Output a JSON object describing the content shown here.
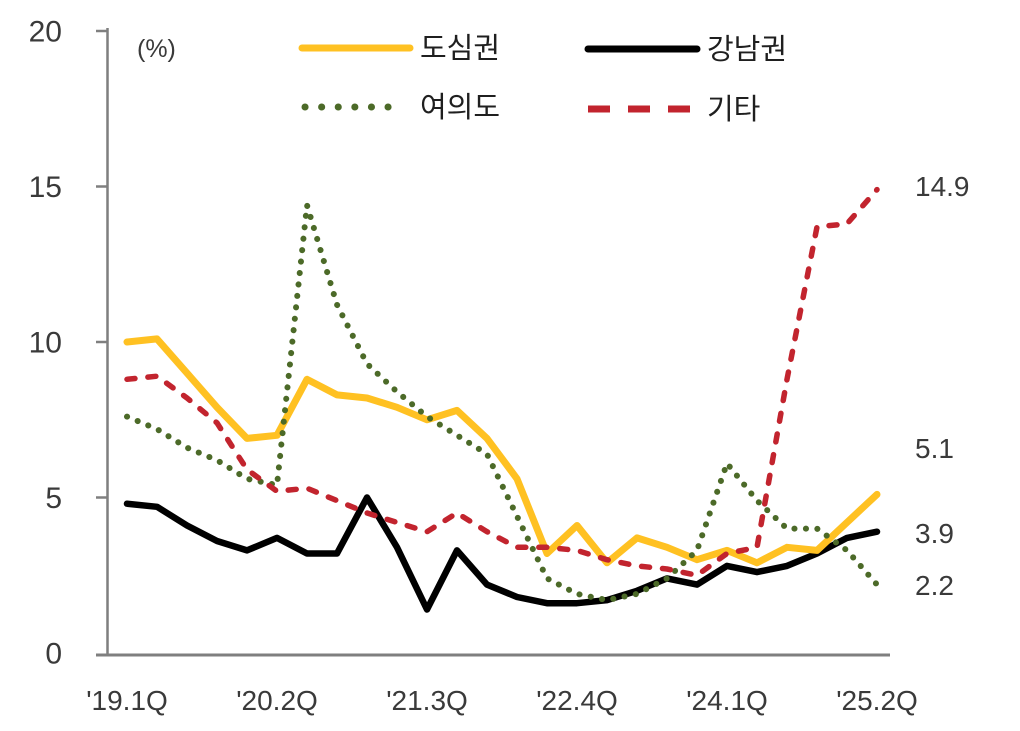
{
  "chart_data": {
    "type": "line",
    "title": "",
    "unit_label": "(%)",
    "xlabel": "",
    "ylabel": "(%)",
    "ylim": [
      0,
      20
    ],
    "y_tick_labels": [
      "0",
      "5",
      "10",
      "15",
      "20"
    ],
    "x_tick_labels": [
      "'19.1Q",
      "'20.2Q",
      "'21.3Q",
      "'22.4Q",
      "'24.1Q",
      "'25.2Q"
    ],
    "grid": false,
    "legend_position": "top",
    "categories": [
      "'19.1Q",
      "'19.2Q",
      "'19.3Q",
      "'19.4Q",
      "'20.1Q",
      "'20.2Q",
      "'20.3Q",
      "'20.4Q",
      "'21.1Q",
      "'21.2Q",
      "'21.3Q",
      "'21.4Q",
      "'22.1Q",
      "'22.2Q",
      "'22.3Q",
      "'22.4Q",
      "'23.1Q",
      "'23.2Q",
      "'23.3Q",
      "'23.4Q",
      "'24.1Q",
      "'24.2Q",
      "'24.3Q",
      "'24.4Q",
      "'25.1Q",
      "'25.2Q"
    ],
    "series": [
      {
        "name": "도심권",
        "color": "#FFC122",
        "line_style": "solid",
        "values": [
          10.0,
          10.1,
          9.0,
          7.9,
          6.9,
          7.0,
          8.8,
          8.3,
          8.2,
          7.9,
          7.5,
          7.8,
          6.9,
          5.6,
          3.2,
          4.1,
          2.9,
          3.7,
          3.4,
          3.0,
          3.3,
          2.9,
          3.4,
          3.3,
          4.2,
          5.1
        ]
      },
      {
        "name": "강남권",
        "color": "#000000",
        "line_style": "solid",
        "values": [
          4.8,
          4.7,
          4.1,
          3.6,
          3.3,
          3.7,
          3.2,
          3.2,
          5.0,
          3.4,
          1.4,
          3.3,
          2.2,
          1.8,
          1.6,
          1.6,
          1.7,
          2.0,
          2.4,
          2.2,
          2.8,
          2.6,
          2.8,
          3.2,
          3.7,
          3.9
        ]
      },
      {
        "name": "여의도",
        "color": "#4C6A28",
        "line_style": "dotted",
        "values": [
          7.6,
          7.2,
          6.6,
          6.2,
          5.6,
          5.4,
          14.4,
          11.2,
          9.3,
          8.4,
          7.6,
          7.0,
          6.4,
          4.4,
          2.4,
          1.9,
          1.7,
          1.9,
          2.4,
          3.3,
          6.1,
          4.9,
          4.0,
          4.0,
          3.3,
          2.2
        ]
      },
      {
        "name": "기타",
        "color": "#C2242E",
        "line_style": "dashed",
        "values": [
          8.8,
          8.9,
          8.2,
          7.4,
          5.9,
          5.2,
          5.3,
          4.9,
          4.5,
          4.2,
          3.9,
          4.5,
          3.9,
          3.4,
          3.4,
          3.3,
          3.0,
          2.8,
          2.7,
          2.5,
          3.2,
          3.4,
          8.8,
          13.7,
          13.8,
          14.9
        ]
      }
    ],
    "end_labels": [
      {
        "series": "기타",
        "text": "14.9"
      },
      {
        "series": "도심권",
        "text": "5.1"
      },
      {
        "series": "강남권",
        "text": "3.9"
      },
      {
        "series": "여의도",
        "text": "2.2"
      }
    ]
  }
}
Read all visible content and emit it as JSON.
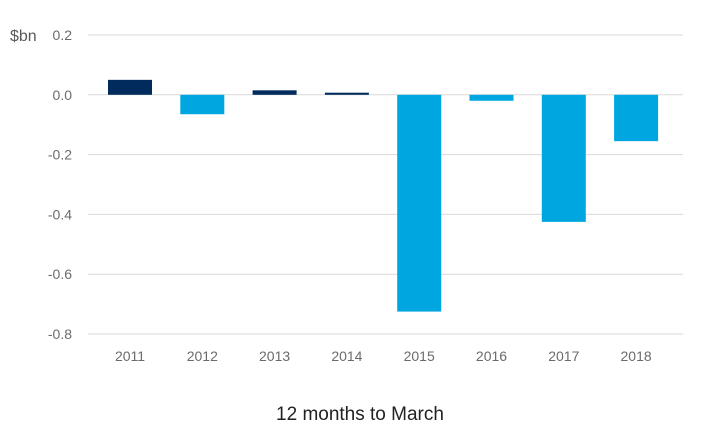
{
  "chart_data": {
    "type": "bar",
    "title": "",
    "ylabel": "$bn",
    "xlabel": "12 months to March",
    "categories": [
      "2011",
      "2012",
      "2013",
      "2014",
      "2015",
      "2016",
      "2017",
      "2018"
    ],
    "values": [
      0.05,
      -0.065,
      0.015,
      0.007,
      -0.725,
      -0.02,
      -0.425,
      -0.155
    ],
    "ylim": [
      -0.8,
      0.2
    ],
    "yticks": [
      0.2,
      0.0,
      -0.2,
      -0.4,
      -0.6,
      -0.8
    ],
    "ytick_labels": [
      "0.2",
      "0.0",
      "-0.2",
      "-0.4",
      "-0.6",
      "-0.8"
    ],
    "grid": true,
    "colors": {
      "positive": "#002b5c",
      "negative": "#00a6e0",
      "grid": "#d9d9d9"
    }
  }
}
• • •
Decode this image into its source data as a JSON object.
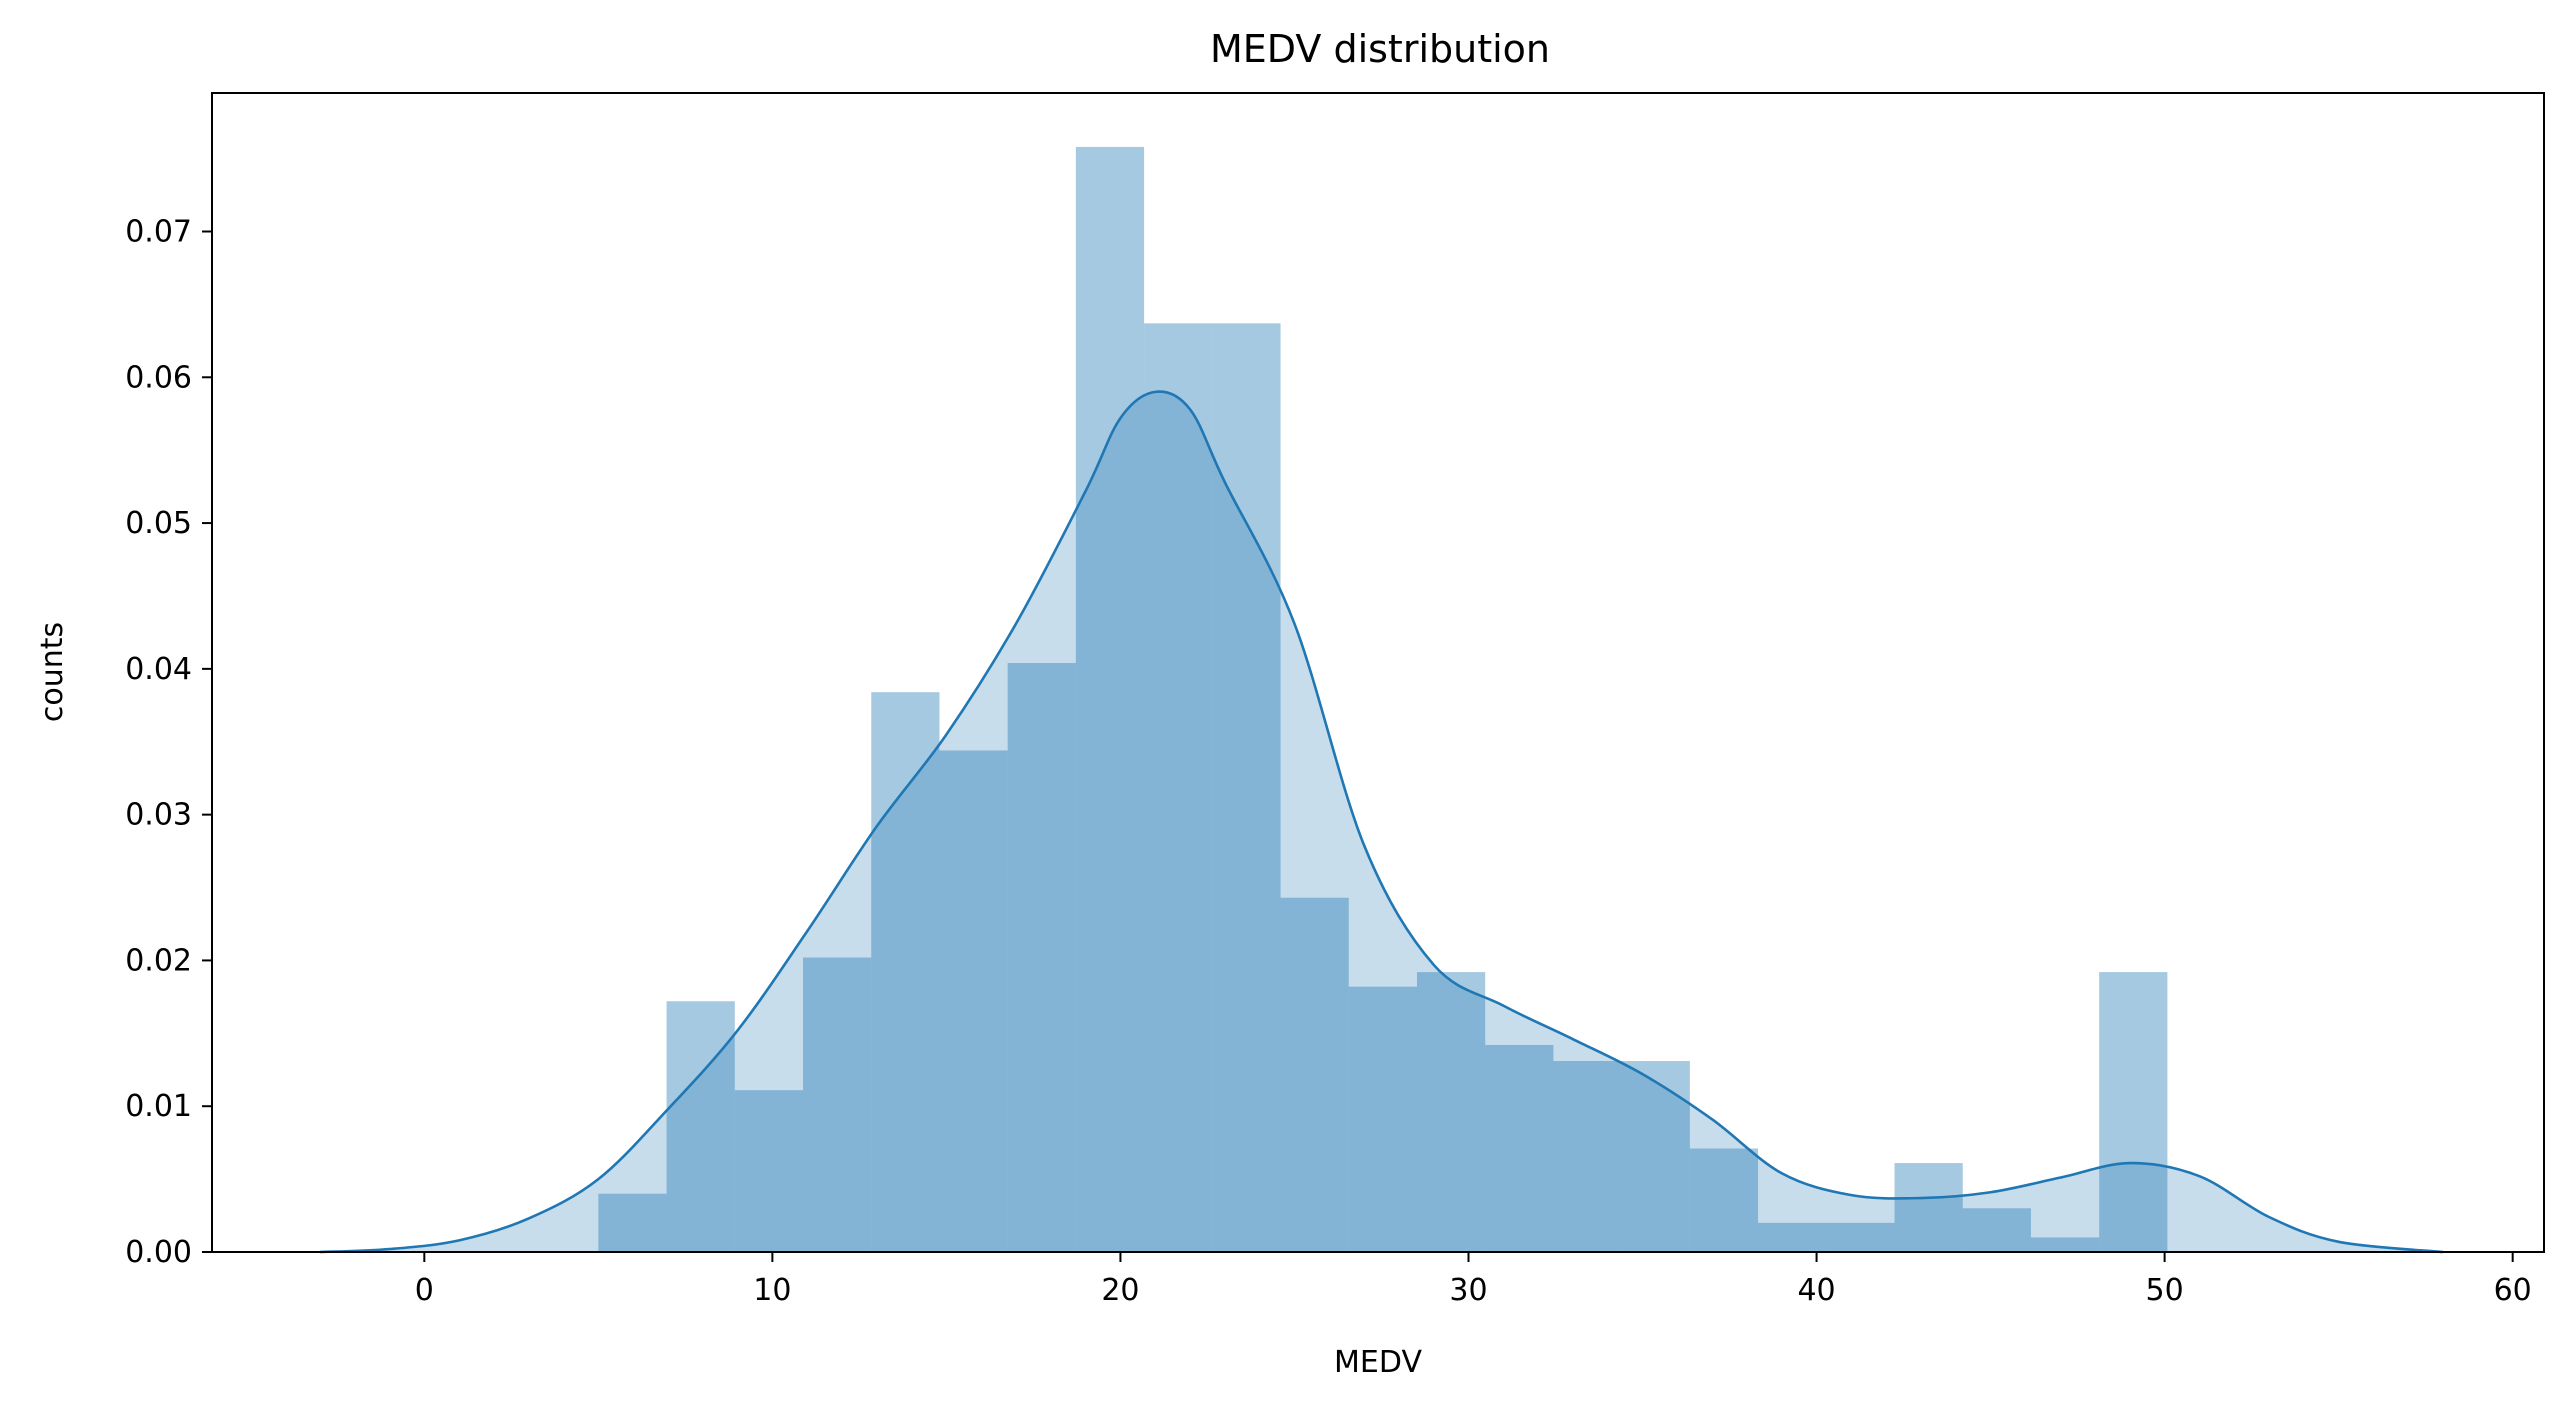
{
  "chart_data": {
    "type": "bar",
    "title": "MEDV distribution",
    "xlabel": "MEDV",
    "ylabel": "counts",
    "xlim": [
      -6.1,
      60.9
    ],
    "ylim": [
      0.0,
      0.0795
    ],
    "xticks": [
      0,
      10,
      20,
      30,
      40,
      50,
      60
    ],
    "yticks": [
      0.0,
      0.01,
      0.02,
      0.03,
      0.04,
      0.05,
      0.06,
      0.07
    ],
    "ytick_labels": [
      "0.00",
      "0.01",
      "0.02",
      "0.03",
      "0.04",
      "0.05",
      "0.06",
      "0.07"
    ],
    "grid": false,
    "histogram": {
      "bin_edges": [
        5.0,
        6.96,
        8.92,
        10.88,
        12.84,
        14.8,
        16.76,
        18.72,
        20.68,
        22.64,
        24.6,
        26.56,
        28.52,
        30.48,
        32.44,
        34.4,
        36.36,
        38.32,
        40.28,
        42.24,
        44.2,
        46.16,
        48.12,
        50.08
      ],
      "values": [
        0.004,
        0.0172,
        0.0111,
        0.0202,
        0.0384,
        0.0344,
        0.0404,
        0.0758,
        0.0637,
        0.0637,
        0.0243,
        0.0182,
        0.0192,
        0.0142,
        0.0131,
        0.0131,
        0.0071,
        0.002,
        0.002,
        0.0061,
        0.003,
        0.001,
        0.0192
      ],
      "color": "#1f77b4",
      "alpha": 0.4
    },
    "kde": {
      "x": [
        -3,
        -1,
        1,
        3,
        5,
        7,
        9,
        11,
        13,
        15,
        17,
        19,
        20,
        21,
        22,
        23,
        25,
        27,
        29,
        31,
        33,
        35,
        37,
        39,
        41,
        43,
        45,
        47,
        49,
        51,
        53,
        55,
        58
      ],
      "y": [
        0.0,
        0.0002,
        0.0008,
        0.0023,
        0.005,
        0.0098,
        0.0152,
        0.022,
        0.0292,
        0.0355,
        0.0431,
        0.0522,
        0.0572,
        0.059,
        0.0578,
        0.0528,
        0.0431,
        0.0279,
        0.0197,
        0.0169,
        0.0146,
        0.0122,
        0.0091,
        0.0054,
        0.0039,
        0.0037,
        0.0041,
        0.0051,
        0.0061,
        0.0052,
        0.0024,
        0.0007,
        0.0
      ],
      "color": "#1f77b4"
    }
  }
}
• • •
- [What is being asked]: Using the listing above, pick out each line that contains the word "content", then copy it.

- [Solution to this exercise]:
Output a JSON object describing the content shown here.
Read all visible content and emit it as JSON.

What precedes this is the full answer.